-- Start Data rows --

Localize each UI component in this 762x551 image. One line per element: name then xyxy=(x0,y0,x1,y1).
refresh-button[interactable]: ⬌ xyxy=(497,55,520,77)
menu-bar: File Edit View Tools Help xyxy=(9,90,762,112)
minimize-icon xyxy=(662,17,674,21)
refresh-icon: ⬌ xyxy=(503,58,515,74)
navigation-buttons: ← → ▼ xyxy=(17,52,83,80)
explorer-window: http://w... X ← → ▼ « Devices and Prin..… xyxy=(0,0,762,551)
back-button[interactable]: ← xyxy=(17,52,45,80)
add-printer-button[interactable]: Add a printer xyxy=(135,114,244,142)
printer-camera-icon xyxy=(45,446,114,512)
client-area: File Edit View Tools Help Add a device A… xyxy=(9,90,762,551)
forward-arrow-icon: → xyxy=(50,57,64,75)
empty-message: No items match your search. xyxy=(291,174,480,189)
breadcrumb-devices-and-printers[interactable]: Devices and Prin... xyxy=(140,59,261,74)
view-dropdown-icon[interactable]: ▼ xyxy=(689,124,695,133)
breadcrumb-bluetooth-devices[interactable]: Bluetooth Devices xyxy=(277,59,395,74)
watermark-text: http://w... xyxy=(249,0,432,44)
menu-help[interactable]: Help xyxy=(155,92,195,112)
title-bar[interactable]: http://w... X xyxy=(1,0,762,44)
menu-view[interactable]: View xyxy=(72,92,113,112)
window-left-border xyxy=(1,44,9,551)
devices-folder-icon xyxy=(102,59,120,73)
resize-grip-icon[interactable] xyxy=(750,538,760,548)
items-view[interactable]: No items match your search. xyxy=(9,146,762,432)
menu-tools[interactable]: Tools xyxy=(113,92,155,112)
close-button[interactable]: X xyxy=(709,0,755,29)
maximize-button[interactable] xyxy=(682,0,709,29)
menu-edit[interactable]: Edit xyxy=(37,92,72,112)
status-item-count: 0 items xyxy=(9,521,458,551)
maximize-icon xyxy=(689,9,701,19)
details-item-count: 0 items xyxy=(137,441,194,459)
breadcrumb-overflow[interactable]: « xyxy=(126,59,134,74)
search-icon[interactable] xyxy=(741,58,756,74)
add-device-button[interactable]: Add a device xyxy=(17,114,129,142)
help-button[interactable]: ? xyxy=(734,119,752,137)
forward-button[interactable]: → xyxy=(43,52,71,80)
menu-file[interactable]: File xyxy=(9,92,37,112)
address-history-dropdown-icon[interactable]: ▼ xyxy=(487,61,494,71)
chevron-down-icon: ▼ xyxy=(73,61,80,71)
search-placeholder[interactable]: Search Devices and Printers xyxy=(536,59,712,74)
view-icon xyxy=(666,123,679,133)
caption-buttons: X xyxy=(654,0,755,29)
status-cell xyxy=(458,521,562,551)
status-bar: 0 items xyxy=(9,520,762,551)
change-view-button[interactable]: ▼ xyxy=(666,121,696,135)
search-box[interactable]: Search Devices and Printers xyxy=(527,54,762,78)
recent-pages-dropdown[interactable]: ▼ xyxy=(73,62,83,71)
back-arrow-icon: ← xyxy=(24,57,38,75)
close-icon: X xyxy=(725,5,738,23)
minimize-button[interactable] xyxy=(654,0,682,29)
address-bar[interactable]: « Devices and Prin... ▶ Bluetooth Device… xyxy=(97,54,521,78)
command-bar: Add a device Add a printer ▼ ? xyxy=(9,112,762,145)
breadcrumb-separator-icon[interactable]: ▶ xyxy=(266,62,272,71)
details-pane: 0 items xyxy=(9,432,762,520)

-- End Data rows --

▶ _Task directions_: Write out the listing above again, keeping every line unchanged.

▶ _Solution_:
Localize each UI component in this 762x551 image. One line per element: name then xyxy=(x0,y0,x1,y1).
refresh-button[interactable]: ⬌ xyxy=(497,55,520,77)
menu-bar: File Edit View Tools Help xyxy=(9,90,762,112)
minimize-icon xyxy=(662,17,674,21)
refresh-icon: ⬌ xyxy=(503,58,515,74)
navigation-buttons: ← → ▼ xyxy=(17,52,83,80)
explorer-window: http://w... X ← → ▼ « Devices and Prin..… xyxy=(0,0,762,551)
back-button[interactable]: ← xyxy=(17,52,45,80)
add-printer-button[interactable]: Add a printer xyxy=(135,114,244,142)
printer-camera-icon xyxy=(45,446,114,512)
client-area: File Edit View Tools Help Add a device A… xyxy=(9,90,762,551)
forward-arrow-icon: → xyxy=(50,57,64,75)
empty-message: No items match your search. xyxy=(291,174,480,189)
breadcrumb-devices-and-printers[interactable]: Devices and Prin... xyxy=(140,59,261,74)
view-dropdown-icon[interactable]: ▼ xyxy=(689,124,695,133)
breadcrumb-bluetooth-devices[interactable]: Bluetooth Devices xyxy=(277,59,395,74)
watermark-text: http://w... xyxy=(249,0,432,44)
menu-help[interactable]: Help xyxy=(155,92,195,112)
title-bar[interactable]: http://w... X xyxy=(1,0,762,44)
menu-view[interactable]: View xyxy=(72,92,113,112)
window-left-border xyxy=(1,44,9,551)
devices-folder-icon xyxy=(102,59,120,73)
resize-grip-icon[interactable] xyxy=(750,538,760,548)
items-view[interactable]: No items match your search. xyxy=(9,146,762,432)
menu-tools[interactable]: Tools xyxy=(113,92,155,112)
close-button[interactable]: X xyxy=(709,0,755,29)
maximize-button[interactable] xyxy=(682,0,709,29)
menu-edit[interactable]: Edit xyxy=(37,92,72,112)
status-item-count: 0 items xyxy=(9,521,458,551)
maximize-icon xyxy=(689,9,701,19)
details-item-count: 0 items xyxy=(137,441,194,459)
breadcrumb-overflow[interactable]: « xyxy=(126,59,134,74)
search-icon[interactable] xyxy=(741,58,756,74)
add-device-button[interactable]: Add a device xyxy=(17,114,129,142)
help-button[interactable]: ? xyxy=(734,119,752,137)
forward-button[interactable]: → xyxy=(43,52,71,80)
menu-file[interactable]: File xyxy=(9,92,37,112)
address-history-dropdown-icon[interactable]: ▼ xyxy=(487,61,494,71)
chevron-down-icon: ▼ xyxy=(73,61,80,71)
search-placeholder[interactable]: Search Devices and Printers xyxy=(536,59,712,74)
view-icon xyxy=(666,123,679,133)
caption-buttons: X xyxy=(654,0,755,29)
status-cell xyxy=(458,521,562,551)
status-bar: 0 items xyxy=(9,520,762,551)
change-view-button[interactable]: ▼ xyxy=(666,121,696,135)
search-box[interactable]: Search Devices and Printers xyxy=(527,54,762,78)
recent-pages-dropdown[interactable]: ▼ xyxy=(73,62,83,71)
back-arrow-icon: ← xyxy=(24,57,38,75)
close-icon: X xyxy=(725,5,738,23)
minimize-button[interactable] xyxy=(654,0,682,29)
address-bar[interactable]: « Devices and Prin... ▶ Bluetooth Device… xyxy=(97,54,521,78)
command-bar: Add a device Add a printer ▼ ? xyxy=(9,112,762,145)
breadcrumb-separator-icon[interactable]: ▶ xyxy=(266,62,272,71)
details-pane: 0 items xyxy=(9,432,762,520)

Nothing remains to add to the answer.